── INPUT FOR THIS TASK

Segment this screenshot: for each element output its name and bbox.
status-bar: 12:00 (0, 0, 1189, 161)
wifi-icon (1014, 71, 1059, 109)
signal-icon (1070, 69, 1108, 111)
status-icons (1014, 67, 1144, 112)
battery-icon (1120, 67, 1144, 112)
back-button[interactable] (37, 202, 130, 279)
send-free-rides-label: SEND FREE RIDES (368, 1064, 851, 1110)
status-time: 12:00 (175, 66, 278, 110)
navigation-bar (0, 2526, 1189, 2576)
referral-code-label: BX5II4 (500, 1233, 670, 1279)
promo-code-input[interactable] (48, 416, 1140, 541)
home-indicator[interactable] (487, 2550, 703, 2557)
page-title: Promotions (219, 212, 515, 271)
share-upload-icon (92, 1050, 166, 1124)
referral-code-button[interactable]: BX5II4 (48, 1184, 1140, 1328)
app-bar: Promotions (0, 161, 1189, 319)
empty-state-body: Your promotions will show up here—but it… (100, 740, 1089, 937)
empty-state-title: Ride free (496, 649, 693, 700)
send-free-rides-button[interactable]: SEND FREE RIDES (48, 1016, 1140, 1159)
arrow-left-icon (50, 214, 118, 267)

────

**GIVEN TASK**
Please repeat every line of the material from its first line down to the line containing "status-time: 12:00 (175, 66, 278, 110)", including both of those lines.

**THE COMPLETED TASK**
Segment this screenshot: for each element output its name and bbox.
status-bar: 12:00 (0, 0, 1189, 161)
wifi-icon (1014, 71, 1059, 109)
signal-icon (1070, 69, 1108, 111)
status-icons (1014, 67, 1144, 112)
battery-icon (1120, 67, 1144, 112)
back-button[interactable] (37, 202, 130, 279)
send-free-rides-label: SEND FREE RIDES (368, 1064, 851, 1110)
status-time: 12:00 (175, 66, 278, 110)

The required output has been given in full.